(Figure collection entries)

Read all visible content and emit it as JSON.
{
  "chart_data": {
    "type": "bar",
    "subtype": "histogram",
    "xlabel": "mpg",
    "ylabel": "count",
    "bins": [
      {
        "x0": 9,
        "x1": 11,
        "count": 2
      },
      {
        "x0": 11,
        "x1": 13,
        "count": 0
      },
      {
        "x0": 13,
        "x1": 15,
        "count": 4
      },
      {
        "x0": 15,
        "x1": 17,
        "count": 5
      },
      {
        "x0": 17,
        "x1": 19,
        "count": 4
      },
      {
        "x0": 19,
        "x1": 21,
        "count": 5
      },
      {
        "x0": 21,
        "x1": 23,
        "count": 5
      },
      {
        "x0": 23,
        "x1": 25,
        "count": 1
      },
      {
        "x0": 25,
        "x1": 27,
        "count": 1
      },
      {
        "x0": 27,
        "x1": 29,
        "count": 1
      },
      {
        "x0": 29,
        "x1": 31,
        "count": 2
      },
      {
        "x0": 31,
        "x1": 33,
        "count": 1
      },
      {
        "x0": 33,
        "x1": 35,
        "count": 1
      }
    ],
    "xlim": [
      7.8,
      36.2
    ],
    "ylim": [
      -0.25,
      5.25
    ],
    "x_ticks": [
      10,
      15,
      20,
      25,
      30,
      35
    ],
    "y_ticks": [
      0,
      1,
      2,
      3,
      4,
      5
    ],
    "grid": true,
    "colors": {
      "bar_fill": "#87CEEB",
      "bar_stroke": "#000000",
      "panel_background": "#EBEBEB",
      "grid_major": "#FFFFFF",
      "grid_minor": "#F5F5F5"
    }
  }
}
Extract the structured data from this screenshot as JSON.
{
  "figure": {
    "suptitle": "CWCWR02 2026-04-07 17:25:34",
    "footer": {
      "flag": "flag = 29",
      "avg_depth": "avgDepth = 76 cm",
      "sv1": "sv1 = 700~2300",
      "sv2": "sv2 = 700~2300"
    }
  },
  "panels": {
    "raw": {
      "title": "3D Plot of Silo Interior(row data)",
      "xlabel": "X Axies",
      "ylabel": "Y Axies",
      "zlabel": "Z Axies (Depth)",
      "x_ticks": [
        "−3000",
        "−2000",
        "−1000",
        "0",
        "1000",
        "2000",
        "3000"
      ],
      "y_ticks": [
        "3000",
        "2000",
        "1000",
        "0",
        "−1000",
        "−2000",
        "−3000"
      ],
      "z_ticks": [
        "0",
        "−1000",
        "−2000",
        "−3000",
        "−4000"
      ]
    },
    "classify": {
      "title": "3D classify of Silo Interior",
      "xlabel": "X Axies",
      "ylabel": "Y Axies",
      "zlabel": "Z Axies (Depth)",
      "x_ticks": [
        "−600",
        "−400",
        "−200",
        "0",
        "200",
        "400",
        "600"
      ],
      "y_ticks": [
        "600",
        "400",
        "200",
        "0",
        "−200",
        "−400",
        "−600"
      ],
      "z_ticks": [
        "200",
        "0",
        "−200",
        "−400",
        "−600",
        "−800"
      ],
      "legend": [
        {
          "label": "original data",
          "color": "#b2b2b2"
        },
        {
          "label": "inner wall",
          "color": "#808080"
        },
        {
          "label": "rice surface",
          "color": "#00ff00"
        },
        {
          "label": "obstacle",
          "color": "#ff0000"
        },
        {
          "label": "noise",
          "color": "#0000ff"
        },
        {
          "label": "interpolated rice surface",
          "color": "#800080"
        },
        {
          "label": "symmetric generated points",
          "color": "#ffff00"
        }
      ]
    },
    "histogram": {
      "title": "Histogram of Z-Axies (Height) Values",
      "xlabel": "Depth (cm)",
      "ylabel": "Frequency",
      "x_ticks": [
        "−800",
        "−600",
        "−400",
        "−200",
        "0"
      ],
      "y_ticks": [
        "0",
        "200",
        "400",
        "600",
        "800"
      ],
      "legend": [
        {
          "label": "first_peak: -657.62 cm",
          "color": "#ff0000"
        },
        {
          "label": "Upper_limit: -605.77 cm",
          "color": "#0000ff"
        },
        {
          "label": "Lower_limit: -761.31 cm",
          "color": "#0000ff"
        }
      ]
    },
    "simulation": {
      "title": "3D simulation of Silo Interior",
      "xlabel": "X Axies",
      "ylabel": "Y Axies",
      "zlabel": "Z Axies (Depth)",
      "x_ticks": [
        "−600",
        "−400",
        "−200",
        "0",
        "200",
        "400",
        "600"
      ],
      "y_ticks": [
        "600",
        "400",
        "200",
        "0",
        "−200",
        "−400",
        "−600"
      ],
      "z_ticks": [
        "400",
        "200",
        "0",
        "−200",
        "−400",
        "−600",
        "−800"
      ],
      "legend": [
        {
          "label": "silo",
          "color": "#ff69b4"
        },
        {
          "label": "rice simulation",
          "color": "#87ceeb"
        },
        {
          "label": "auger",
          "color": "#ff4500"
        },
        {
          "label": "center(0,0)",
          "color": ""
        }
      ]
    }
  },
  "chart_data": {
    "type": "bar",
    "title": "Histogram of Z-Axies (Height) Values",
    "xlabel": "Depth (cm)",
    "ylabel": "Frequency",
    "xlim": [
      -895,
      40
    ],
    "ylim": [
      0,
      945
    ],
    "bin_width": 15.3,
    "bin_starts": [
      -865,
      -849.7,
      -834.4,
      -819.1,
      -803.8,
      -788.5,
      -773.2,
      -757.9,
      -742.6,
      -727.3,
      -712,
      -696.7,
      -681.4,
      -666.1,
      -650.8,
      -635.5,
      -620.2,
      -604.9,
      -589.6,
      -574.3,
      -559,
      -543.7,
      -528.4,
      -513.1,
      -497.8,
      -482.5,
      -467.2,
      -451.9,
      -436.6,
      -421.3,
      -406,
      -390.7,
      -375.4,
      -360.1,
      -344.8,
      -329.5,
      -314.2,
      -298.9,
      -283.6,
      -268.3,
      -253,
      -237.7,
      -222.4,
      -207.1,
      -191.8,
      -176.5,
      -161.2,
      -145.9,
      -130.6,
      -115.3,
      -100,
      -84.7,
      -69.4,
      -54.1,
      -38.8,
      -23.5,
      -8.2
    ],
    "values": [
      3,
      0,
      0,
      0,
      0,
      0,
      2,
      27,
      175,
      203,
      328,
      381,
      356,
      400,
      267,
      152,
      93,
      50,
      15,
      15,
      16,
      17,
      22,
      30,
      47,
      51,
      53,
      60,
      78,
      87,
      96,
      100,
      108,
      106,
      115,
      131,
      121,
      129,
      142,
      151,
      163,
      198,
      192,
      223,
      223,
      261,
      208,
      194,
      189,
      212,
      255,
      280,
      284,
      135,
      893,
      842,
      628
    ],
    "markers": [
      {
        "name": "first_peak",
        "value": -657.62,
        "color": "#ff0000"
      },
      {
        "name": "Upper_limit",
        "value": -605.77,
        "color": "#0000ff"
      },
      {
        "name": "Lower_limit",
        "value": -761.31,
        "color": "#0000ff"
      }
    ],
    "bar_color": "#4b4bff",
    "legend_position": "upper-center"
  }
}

What to work on: Consider the entries above and return each line with the string "surface".

Solution to this problem:
          "label": "rice surface",
          "label": "interpolated rice surface",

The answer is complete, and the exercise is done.